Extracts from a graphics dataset
begin
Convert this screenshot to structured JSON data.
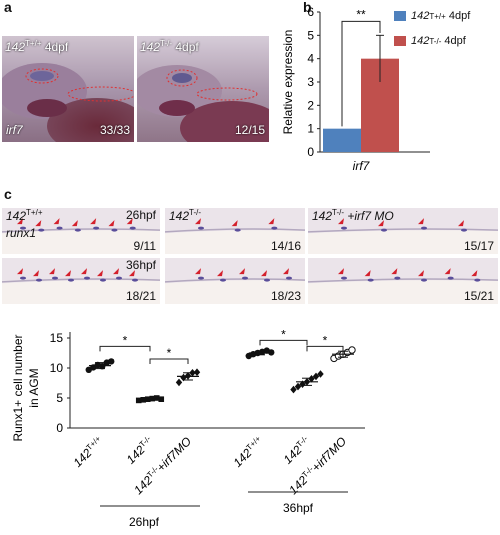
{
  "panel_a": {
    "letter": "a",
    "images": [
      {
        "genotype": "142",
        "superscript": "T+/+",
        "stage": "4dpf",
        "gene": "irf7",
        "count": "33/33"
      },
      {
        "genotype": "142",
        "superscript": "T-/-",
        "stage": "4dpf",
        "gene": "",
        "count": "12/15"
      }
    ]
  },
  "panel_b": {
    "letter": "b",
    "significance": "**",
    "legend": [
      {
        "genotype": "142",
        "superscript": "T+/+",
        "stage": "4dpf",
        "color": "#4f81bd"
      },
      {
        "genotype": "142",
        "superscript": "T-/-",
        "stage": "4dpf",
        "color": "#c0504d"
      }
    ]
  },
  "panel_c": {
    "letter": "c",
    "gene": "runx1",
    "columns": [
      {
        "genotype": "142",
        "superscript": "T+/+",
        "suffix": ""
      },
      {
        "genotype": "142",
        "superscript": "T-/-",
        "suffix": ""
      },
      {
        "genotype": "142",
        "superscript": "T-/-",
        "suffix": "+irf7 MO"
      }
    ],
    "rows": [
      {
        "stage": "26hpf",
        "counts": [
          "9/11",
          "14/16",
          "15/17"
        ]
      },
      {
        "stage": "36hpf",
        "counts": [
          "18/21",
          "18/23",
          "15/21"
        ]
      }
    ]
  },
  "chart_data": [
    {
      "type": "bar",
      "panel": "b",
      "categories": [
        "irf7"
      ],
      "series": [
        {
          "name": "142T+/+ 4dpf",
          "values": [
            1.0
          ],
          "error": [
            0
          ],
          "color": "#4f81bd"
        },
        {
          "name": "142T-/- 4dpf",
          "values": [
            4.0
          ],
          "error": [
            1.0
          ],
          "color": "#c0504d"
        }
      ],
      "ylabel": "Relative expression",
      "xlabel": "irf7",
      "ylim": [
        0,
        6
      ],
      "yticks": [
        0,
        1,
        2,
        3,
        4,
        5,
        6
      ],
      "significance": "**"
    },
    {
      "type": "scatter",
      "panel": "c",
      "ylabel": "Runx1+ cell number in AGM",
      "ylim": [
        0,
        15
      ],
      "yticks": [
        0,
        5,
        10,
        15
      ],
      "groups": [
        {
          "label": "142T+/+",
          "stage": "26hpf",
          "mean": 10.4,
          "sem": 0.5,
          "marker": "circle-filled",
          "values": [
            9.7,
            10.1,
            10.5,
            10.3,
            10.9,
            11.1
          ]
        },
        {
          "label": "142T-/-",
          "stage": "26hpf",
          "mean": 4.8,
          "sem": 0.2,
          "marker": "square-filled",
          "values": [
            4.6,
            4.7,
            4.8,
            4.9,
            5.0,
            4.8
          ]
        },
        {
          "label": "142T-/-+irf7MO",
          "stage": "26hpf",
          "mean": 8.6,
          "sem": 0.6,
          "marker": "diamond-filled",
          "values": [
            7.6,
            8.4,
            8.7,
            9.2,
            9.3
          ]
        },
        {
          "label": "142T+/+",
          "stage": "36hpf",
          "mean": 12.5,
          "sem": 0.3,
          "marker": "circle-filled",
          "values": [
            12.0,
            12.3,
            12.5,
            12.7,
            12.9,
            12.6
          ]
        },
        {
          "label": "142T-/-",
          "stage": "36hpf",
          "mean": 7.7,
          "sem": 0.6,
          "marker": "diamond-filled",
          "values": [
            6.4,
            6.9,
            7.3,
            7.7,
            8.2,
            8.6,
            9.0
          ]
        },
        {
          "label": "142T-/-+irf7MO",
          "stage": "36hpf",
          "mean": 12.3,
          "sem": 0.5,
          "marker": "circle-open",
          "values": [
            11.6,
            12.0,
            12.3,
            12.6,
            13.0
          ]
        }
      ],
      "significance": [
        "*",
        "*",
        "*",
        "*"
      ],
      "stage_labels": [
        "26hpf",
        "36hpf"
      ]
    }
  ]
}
end
#### SHORT PROBLEM:
Give every line back word for word and leave the pictures out.

#### SOLVED EXERCISE:
Convert this screenshot to structured JSON data.
{
  "panel_a": {
    "letter": "a",
    "images": [
      {
        "genotype": "142",
        "superscript": "T+/+",
        "stage": "4dpf",
        "gene": "irf7",
        "count": "33/33"
      },
      {
        "genotype": "142",
        "superscript": "T-/-",
        "stage": "4dpf",
        "gene": "",
        "count": "12/15"
      }
    ]
  },
  "panel_b": {
    "letter": "b",
    "significance": "**",
    "legend": [
      {
        "genotype": "142",
        "superscript": "T+/+",
        "stage": "4dpf",
        "color": "#4f81bd"
      },
      {
        "genotype": "142",
        "superscript": "T-/-",
        "stage": "4dpf",
        "color": "#c0504d"
      }
    ]
  },
  "panel_c": {
    "letter": "c",
    "gene": "runx1",
    "columns": [
      {
        "genotype": "142",
        "superscript": "T+/+",
        "suffix": ""
      },
      {
        "genotype": "142",
        "superscript": "T-/-",
        "suffix": ""
      },
      {
        "genotype": "142",
        "superscript": "T-/-",
        "suffix": "+irf7 MO"
      }
    ],
    "rows": [
      {
        "stage": "26hpf",
        "counts": [
          "9/11",
          "14/16",
          "15/17"
        ]
      },
      {
        "stage": "36hpf",
        "counts": [
          "18/21",
          "18/23",
          "15/21"
        ]
      }
    ]
  },
  "chart_data": [
    {
      "type": "bar",
      "panel": "b",
      "categories": [
        "irf7"
      ],
      "series": [
        {
          "name": "142T+/+ 4dpf",
          "values": [
            1.0
          ],
          "error": [
            0
          ],
          "color": "#4f81bd"
        },
        {
          "name": "142T-/- 4dpf",
          "values": [
            4.0
          ],
          "error": [
            1.0
          ],
          "color": "#c0504d"
        }
      ],
      "ylabel": "Relative expression",
      "xlabel": "irf7",
      "ylim": [
        0,
        6
      ],
      "yticks": [
        0,
        1,
        2,
        3,
        4,
        5,
        6
      ],
      "significance": "**"
    },
    {
      "type": "scatter",
      "panel": "c",
      "ylabel": "Runx1+ cell number in AGM",
      "ylim": [
        0,
        15
      ],
      "yticks": [
        0,
        5,
        10,
        15
      ],
      "groups": [
        {
          "label": "142T+/+",
          "stage": "26hpf",
          "mean": 10.4,
          "sem": 0.5,
          "marker": "circle-filled",
          "values": [
            9.7,
            10.1,
            10.5,
            10.3,
            10.9,
            11.1
          ]
        },
        {
          "label": "142T-/-",
          "stage": "26hpf",
          "mean": 4.8,
          "sem": 0.2,
          "marker": "square-filled",
          "values": [
            4.6,
            4.7,
            4.8,
            4.9,
            5.0,
            4.8
          ]
        },
        {
          "label": "142T-/-+irf7MO",
          "stage": "26hpf",
          "mean": 8.6,
          "sem": 0.6,
          "marker": "diamond-filled",
          "values": [
            7.6,
            8.4,
            8.7,
            9.2,
            9.3
          ]
        },
        {
          "label": "142T+/+",
          "stage": "36hpf",
          "mean": 12.5,
          "sem": 0.3,
          "marker": "circle-filled",
          "values": [
            12.0,
            12.3,
            12.5,
            12.7,
            12.9,
            12.6
          ]
        },
        {
          "label": "142T-/-",
          "stage": "36hpf",
          "mean": 7.7,
          "sem": 0.6,
          "marker": "diamond-filled",
          "values": [
            6.4,
            6.9,
            7.3,
            7.7,
            8.2,
            8.6,
            9.0
          ]
        },
        {
          "label": "142T-/-+irf7MO",
          "stage": "36hpf",
          "mean": 12.3,
          "sem": 0.5,
          "marker": "circle-open",
          "values": [
            11.6,
            12.0,
            12.3,
            12.6,
            13.0
          ]
        }
      ],
      "significance": [
        "*",
        "*",
        "*",
        "*"
      ],
      "stage_labels": [
        "26hpf",
        "36hpf"
      ]
    }
  ]
}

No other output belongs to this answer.